_SHORT EXERCISE_: Determine how many lines include "grid". Give the number and nothing else.

_LISTED RECORDS_:
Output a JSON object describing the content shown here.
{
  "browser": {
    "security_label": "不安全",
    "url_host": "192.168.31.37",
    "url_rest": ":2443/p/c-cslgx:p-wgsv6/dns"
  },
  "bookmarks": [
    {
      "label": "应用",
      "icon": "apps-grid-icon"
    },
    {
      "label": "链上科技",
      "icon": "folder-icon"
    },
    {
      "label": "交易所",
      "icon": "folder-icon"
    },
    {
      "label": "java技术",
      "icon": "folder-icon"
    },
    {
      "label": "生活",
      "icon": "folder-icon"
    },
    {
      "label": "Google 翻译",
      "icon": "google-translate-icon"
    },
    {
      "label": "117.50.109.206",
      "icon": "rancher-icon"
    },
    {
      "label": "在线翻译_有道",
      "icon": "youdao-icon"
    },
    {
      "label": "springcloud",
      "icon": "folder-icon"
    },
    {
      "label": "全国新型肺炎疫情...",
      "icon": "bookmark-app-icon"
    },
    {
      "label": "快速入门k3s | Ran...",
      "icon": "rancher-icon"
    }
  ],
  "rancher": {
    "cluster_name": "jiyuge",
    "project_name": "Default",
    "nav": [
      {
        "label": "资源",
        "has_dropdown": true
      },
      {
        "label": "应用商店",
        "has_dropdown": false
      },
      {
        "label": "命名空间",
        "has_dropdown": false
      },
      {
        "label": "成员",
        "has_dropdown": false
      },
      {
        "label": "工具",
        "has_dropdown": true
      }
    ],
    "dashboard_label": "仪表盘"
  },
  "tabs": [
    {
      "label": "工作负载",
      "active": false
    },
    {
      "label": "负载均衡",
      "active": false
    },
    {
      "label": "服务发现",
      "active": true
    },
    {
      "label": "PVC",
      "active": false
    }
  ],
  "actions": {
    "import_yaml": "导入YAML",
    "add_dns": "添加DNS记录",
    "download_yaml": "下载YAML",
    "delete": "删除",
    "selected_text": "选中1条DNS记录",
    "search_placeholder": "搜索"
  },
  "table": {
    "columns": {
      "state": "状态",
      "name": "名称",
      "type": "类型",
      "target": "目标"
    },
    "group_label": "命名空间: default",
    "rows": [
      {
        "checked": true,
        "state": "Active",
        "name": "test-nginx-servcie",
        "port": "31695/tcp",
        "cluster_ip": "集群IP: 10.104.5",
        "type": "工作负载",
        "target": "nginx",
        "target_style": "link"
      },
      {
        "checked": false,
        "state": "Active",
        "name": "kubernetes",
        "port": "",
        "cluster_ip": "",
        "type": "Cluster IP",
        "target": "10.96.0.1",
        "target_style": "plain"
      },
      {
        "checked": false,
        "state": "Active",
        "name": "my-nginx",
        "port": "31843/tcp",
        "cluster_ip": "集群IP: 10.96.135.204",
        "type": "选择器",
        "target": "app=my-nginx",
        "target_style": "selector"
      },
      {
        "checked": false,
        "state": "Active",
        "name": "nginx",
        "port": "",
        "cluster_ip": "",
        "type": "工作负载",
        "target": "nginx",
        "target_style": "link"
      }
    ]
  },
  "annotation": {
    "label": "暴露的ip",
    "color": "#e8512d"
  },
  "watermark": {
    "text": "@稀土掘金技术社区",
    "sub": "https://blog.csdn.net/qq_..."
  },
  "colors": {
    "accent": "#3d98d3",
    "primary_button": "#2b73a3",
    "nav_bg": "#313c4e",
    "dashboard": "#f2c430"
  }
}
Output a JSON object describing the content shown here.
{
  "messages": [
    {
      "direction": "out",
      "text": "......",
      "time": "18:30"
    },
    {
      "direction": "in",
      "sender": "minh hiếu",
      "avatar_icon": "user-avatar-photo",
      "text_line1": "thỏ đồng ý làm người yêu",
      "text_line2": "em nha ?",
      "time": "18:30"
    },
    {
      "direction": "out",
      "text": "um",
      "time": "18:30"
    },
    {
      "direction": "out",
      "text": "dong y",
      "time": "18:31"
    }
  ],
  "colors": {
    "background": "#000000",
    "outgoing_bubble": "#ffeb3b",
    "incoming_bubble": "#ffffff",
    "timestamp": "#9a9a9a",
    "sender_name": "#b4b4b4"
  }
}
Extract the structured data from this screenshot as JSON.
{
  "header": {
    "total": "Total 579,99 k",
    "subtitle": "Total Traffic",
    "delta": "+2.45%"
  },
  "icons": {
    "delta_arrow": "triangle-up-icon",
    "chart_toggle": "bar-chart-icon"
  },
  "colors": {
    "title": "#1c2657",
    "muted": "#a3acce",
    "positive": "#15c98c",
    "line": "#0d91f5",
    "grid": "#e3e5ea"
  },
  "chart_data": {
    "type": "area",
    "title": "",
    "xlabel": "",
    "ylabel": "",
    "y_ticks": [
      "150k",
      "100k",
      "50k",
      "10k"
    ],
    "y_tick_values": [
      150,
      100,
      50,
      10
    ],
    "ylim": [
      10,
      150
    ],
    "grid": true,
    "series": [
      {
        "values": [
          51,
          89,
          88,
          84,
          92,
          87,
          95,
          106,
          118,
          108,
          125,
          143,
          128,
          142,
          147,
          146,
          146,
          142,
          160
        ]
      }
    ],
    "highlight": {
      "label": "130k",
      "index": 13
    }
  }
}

_THE ANSWER_: 3